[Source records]
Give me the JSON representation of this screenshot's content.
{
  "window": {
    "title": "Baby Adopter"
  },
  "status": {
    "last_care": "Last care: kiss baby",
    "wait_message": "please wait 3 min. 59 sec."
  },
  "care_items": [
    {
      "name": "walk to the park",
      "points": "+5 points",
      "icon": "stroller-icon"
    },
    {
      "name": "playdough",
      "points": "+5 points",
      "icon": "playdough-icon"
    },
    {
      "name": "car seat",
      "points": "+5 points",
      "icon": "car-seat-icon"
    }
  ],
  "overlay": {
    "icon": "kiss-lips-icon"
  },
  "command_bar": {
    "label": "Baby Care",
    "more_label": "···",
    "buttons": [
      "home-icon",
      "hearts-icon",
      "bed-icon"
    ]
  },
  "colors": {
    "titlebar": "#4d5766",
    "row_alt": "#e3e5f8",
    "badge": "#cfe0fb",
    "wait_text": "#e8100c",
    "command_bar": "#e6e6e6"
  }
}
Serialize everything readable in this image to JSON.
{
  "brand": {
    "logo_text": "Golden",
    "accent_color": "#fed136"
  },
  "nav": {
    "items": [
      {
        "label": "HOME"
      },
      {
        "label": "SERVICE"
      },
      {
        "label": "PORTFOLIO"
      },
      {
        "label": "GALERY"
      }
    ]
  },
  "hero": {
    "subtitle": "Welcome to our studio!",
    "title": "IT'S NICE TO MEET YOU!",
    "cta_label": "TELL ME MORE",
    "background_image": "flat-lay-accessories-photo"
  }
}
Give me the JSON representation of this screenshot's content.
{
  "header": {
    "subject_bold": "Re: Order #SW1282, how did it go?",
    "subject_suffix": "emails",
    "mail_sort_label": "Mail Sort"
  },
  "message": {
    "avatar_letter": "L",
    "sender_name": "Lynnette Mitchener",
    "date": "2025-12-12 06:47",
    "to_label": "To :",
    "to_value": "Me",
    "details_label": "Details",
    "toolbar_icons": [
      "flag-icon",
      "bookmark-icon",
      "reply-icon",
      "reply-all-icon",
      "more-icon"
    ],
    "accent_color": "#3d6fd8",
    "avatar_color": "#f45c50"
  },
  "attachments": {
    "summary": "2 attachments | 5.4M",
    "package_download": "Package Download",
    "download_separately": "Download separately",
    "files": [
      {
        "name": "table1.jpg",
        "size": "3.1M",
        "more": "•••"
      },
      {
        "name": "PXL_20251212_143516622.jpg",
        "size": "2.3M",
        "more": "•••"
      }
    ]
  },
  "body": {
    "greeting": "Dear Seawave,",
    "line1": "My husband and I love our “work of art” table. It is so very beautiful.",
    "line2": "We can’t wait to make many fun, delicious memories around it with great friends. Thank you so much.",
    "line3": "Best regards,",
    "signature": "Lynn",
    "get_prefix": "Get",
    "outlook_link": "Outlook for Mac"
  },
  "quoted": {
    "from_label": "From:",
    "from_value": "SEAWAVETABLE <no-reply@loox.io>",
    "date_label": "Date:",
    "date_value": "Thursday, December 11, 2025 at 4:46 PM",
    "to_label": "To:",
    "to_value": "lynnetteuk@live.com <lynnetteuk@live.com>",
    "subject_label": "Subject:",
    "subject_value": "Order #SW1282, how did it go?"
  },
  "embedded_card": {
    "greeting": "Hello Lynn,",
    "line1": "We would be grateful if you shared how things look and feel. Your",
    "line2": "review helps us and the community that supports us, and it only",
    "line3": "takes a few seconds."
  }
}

WHAT YOU HAVE TO DO:
Pick out the lines that contain "playdough" and copy them.

WRITTEN SOLUTION:
      "name": "playdough",
      "icon": "playdough-icon"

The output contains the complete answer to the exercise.